Records

------------------------

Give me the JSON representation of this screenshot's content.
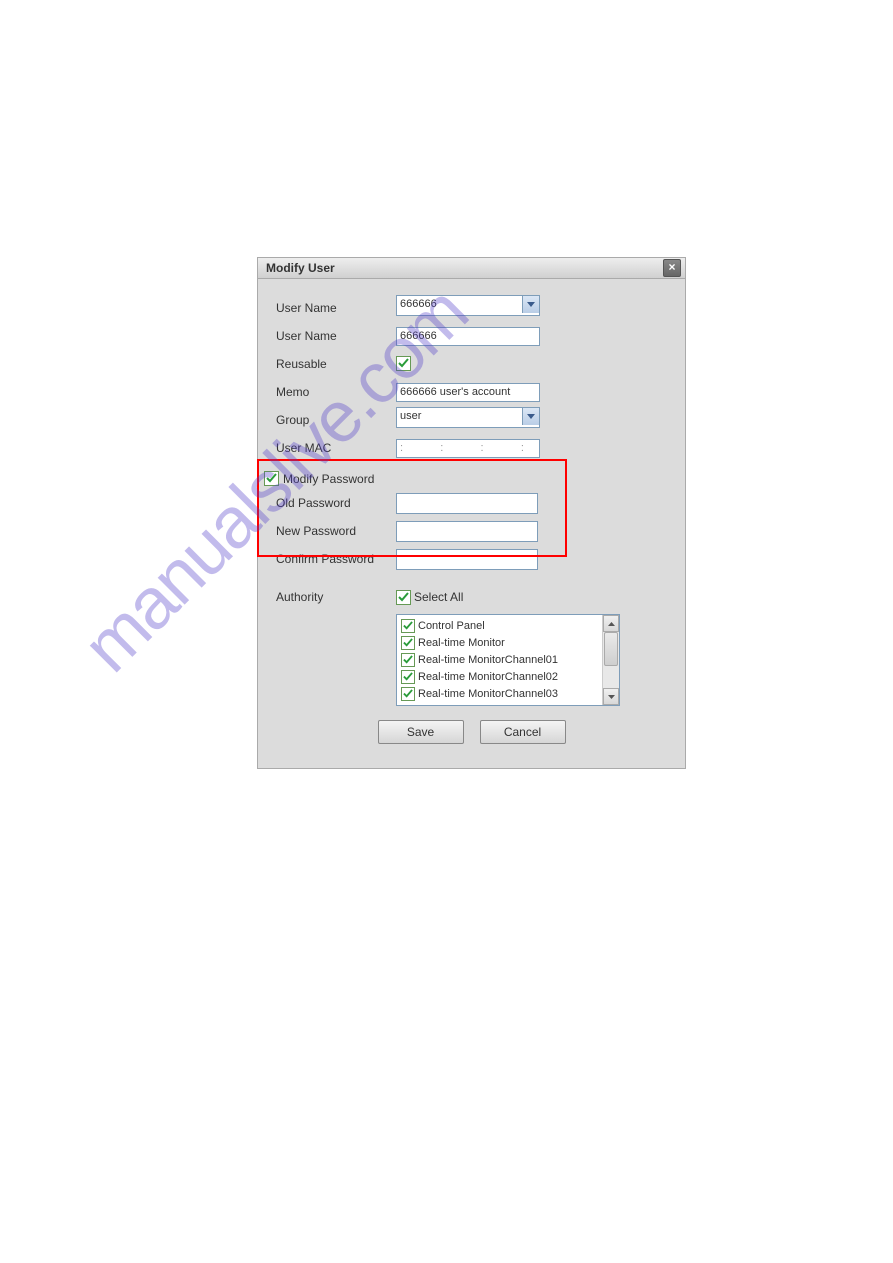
{
  "dialog": {
    "title": "Modify User",
    "fields": {
      "user_name_select_label": "User Name",
      "user_name_select_value": "666666",
      "user_name_text_label": "User Name",
      "user_name_text_value": "666666",
      "reusable_label": "Reusable",
      "reusable_checked": true,
      "memo_label": "Memo",
      "memo_value": "666666 user's account",
      "group_label": "Group",
      "group_value": "user",
      "user_mac_label": "User MAC",
      "user_mac_value": ":    :    :    :    :",
      "modify_password_label": "Modify Password",
      "modify_password_checked": true,
      "old_password_label": "Old Password",
      "new_password_label": "New Password",
      "confirm_password_label": "Confirm Password",
      "authority_label": "Authority",
      "select_all_label": "Select All",
      "select_all_checked": true
    },
    "authority_items": [
      "Control Panel",
      "Real-time Monitor",
      "Real-time MonitorChannel01",
      "Real-time MonitorChannel02",
      "Real-time MonitorChannel03"
    ],
    "buttons": {
      "save": "Save",
      "cancel": "Cancel"
    }
  },
  "watermark": "manualslive.com"
}
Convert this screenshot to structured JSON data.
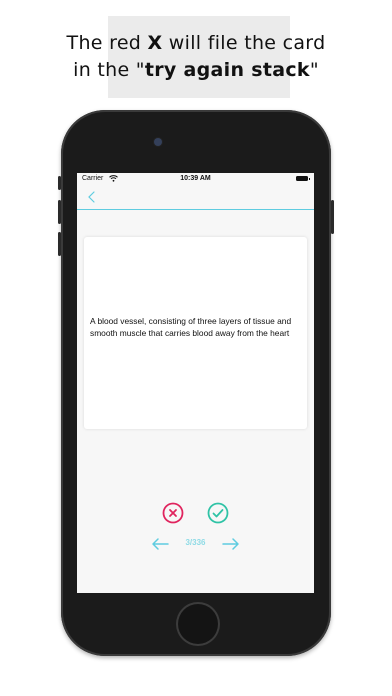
{
  "caption": {
    "line1_pre": "The red ",
    "line1_bold": "X",
    "line1_post": " will file the card",
    "line2_pre": "in the \"",
    "line2_bold": "try again stack",
    "line2_post": "\""
  },
  "status_bar": {
    "carrier": "Carrier",
    "time": "10:39 AM"
  },
  "card": {
    "text": "A blood vessel, consisting of three layers of tissue and smooth muscle that carries blood away from the heart"
  },
  "controls": {
    "counter": "3/336"
  },
  "colors": {
    "accent": "#5fcce0",
    "reject": "#e0245e",
    "accept": "#2fc3a6"
  },
  "icons": [
    "wifi-icon",
    "battery-icon",
    "back-chevron-icon",
    "close-circle-icon",
    "check-circle-icon",
    "arrow-left-icon",
    "arrow-right-icon"
  ]
}
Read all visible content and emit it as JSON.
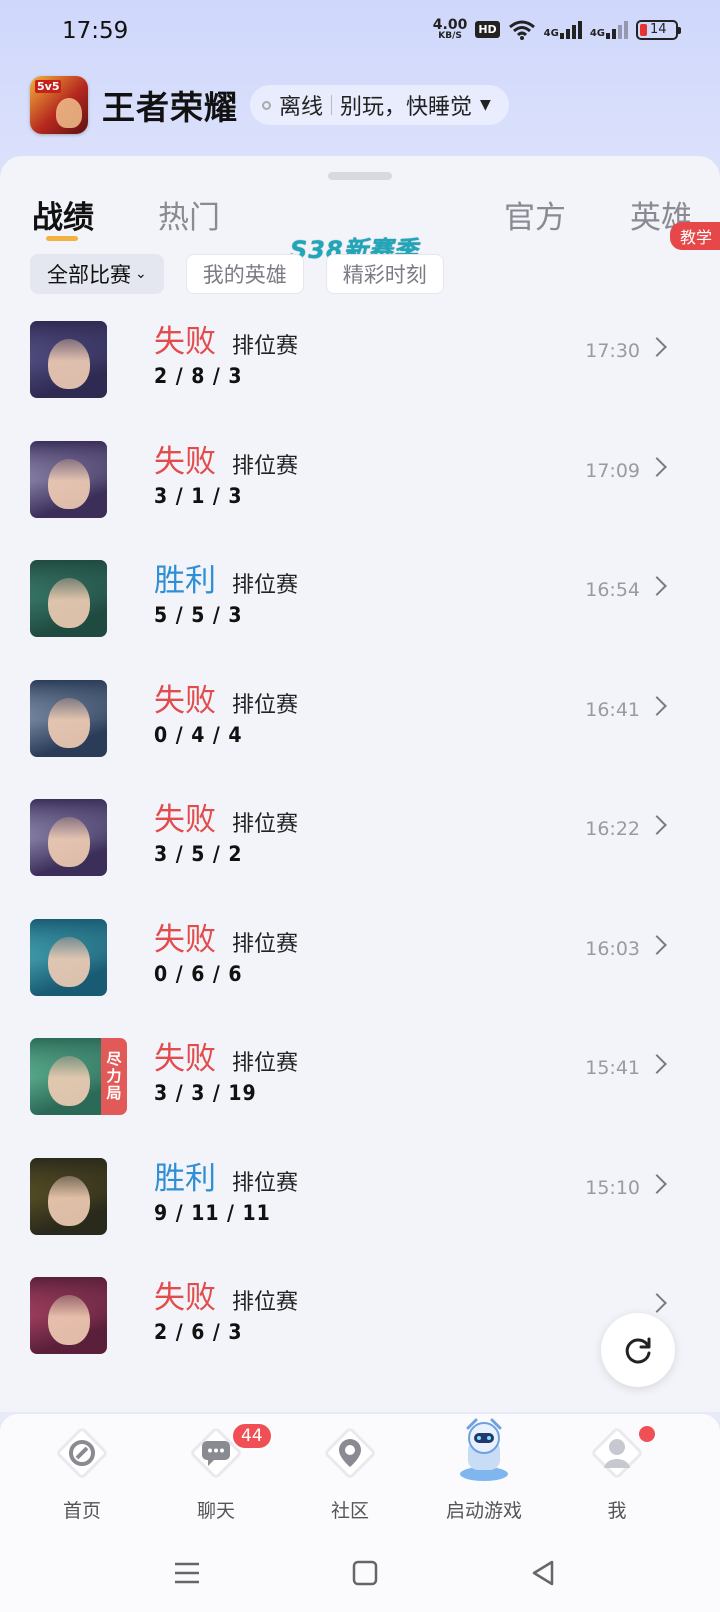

------------------------

→ What needs to be done
Scan the material above for the string "this" and report each line where you find it.

→ Completed task
Give me the JSON representation of this screenshot's content.
Convert this screenshot to structured JSON data.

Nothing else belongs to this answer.